## START INPUT MATERIAL

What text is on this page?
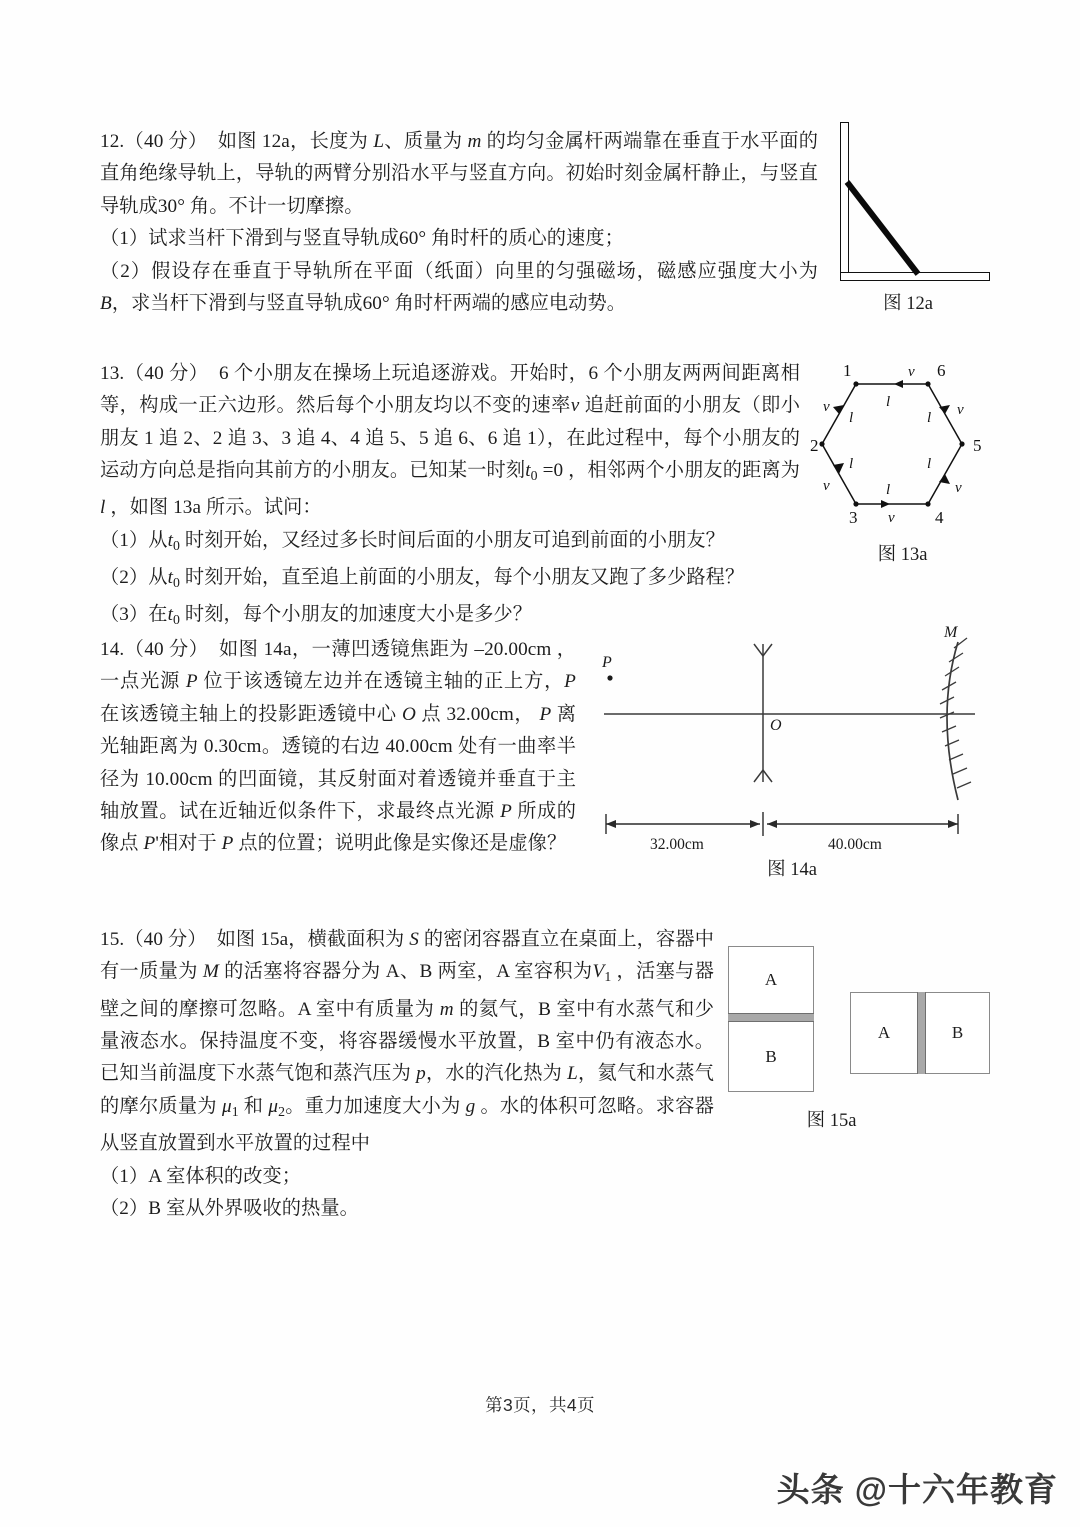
12.（40 分）  如图 12a，长度为 L、质量为 m 的均匀金属杆两端靠在垂直于水平面的直角绝缘导轨上，导轨的两臂分别沿水平与竖直方向。初始时刻金属杆静止，与竖直导轨成30° 角。不计一切摩擦。

（1）试求当杆下滑到与竖直导轨成60° 角时杆的质心的速度；

（2）假设存在垂直于导轨所在平面（纸面）向里的匀强磁场，磁感应强度大小为 B，求当杆下滑到与竖直导轨成60° 角时杆两端的感应电动势。	图 12a

13.（40 分）  6 个小朋友在操场上玩追逐游戏。开始时，6 个小朋友两两间距离相等，构成一正六边形。然后每个小朋友均以不变的速率v 追赶前面的小朋友（即小朋友 1 追 2、2 追 3、3 追 4、4 追 5、5 追 6、6 追 1），在此过程中，每个小朋友的运动方向总是指向其前方的小朋友。已知某一时刻$t_0 =0$ ，相邻两个小朋友的距离为l ，如图 13a 所示。试问：

（1）从$t_0$ 时刻开始，又经过多长时间后面的小朋友可追到前面的小朋友？

（2）从$t_0$ 时刻开始，直至追上前面的小朋友，每个小朋友又跑了多少路程？

（3）在$t_0$ 时刻，每个小朋友的加速度大小是多少？

1	6
5
4
3
2
v
v
v
v
v
v
l
l
l
l
l
l
图 13a

14.（40 分）  如图 14a，一薄凹透镜焦距为 –20.00cm ，一点光源 P 位于该透镜左边并在透镜主轴的正上方，P 在该透镜主轴上的投影距透镜中心 O 点 32.00cm， P 离光轴距离为 0.30cm。透镜的右边 40.00cm 处有一曲率半径为 10.00cm 的凹面镜，其反射面对着透镜并垂直于主轴放置。试在近轴近似条件下，求最终点光源 P 所成的像点 P'相对于 P 点的位置；说明此像是实像还是虚像？

P
O
M
32.00cm	40.00cm
图 14a

15.（40 分）  如图 15a，横截面积为 S 的密闭容器直立在桌面上，容器中有一质量为 M 的活塞将容器分为 A、B 两室，A 室容积为$V_1$ ，活塞与器壁之间的摩擦可忽略。A 室中有质量为 m 的氦气，B 室中有水蒸气和少量液态水。保持温度不变，将容器缓慢水平放置，B 室中仍有液态水。已知当前温度下水蒸气饱和蒸汽压为 p，水的汽化热为 L，氦气和水蒸气的摩尔质量为 $\mu_1$ 和 $\mu_2$。重力加速度大小为 g 。水的体积可忽略。求容器从竖直放置到水平放置的过程中

（1）A 室体积的改变；

（2）B 室从外界吸收的热量。

A
B
A	B
图 15a
第3页，共4页
头条 @十六年教育
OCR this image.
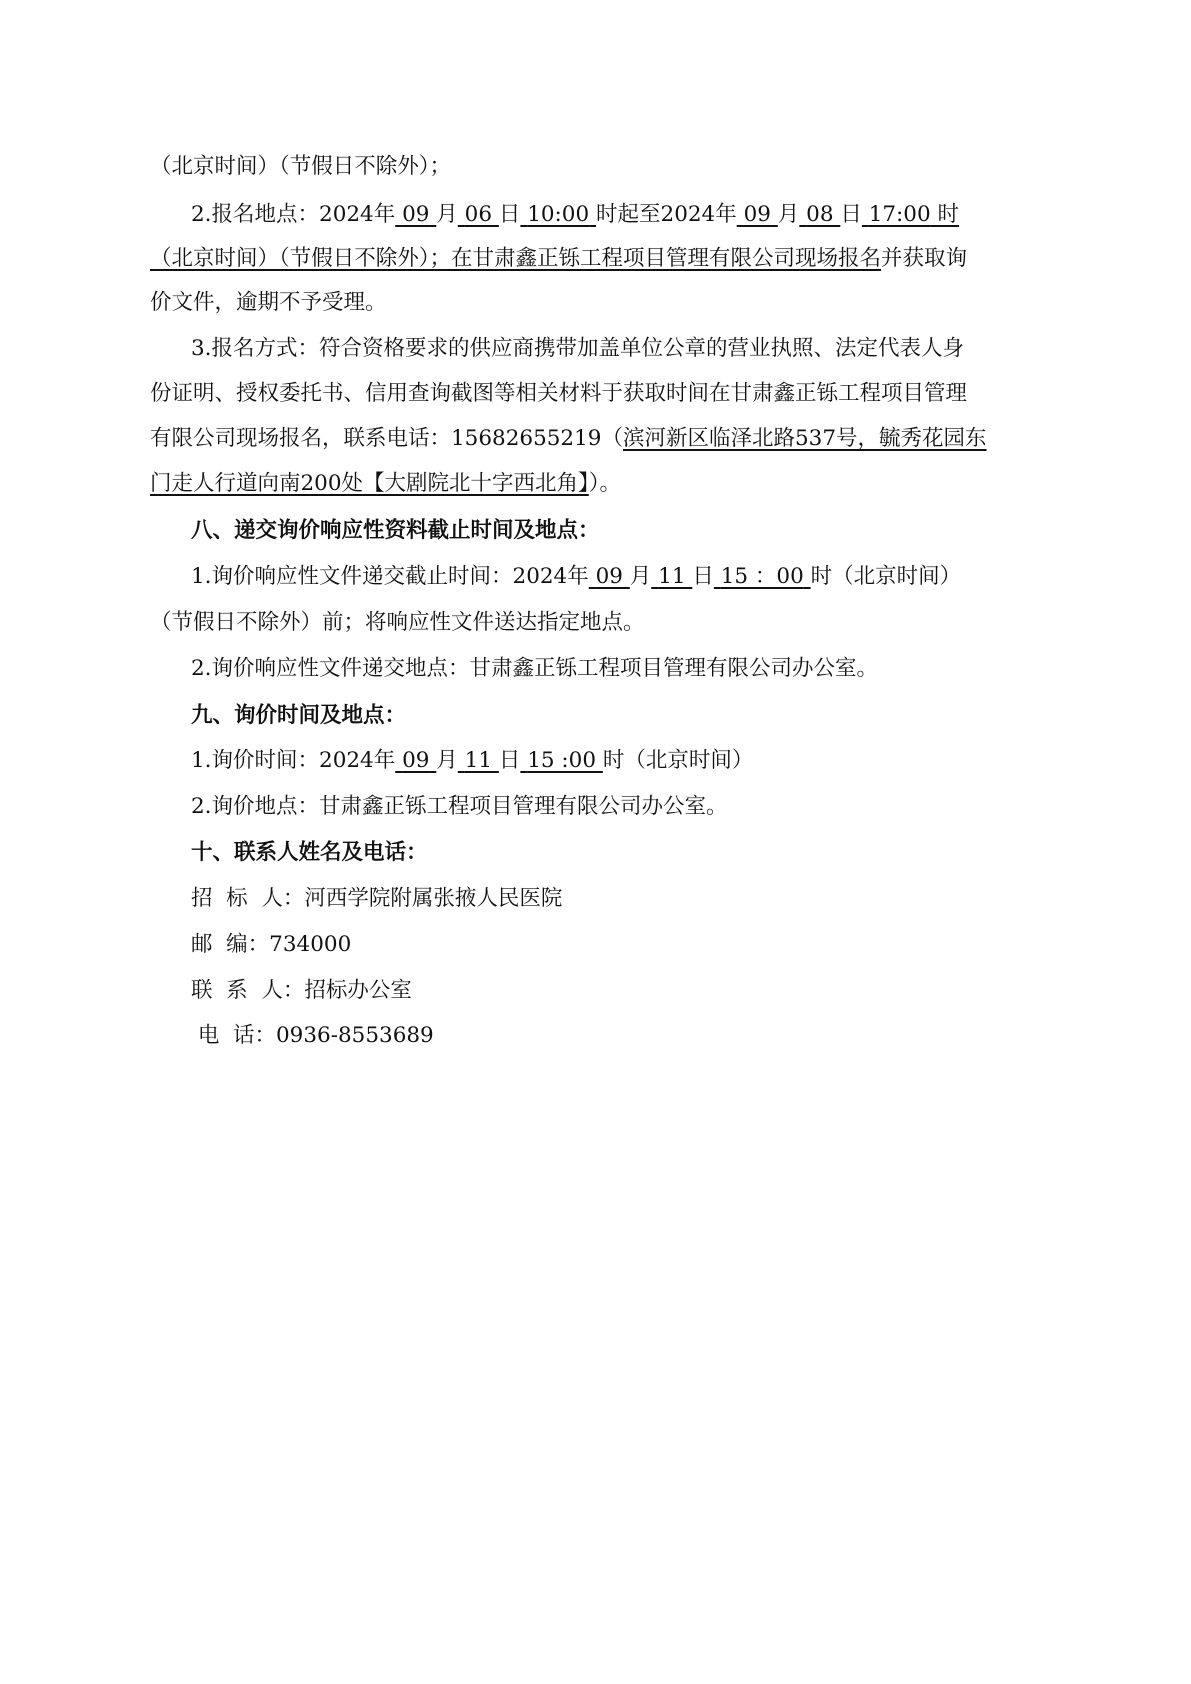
（北京时间）（节假日不除外）；
2.报名地点：2024年 09 月 06 日 10:00 时起至2024年 09 月 08 日 17:00 时
（北京时间）（节假日不除外）；在甘肃鑫正铄工程项目管理有限公司现场报名并获取询
价文件，逾期不予受理。
3.报名方式：符合资格要求的供应商携带加盖单位公章的营业执照、法定代表人身
份证明、授权委托书、信用查询截图等相关材料于获取时间在甘肃鑫正铄工程项目管理
有限公司现场报名，联系电话：15682655219（滨河新区临泽北路537号，毓秀花园东
门走人行道向南200处【大剧院北十字西北角】）。
八、递交询价响应性资料截止时间及地点：
1.询价响应性文件递交截止时间：2024年 09 月 11 日 15 ：00 时（北京时间）
（节假日不除外）前；将响应性文件送达指定地点。
2.询价响应性文件递交地点：甘肃鑫正铄工程项目管理有限公司办公室。
九、询价时间及地点：
1.询价时间：2024年 09 月 11 日 15 :00 时（北京时间）
2.询价地点：甘肃鑫正铄工程项目管理有限公司办公室。
十、联系人姓名及电话：
招  标  人：河西学院附属张掖人民医院
邮  编：734000
联  系  人：招标办公室
电  话：0936-8553689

## END INPUT MATERIAL

Only the lines from the one containing "OCR this image." through the end of the listing are to be quoted, exactly and with both ends included; pictures are left out.

OCR this image.
（北京时间）（节假日不除外）；
2.报名地点：2024年 09 月 06 日 10:00 时起至2024年 09 月 08 日 17:00 时
（北京时间）（节假日不除外）；在甘肃鑫正铄工程项目管理有限公司现场报名并获取询
价文件，逾期不予受理。
3.报名方式：符合资格要求的供应商携带加盖单位公章的营业执照、法定代表人身
份证明、授权委托书、信用查询截图等相关材料于获取时间在甘肃鑫正铄工程项目管理
有限公司现场报名，联系电话：15682655219（滨河新区临泽北路537号，毓秀花园东
门走人行道向南200处【大剧院北十字西北角】）。
八、递交询价响应性资料截止时间及地点：
1.询价响应性文件递交截止时间：2024年 09 月 11 日 15 ：00 时（北京时间）
（节假日不除外）前；将响应性文件送达指定地点。
2.询价响应性文件递交地点：甘肃鑫正铄工程项目管理有限公司办公室。
九、询价时间及地点：
1.询价时间：2024年 09 月 11 日 15 :00 时（北京时间）
2.询价地点：甘肃鑫正铄工程项目管理有限公司办公室。
十、联系人姓名及电话：
招  标  人：河西学院附属张掖人民医院
邮  编：734000
联  系  人：招标办公室
电  话：0936-8553689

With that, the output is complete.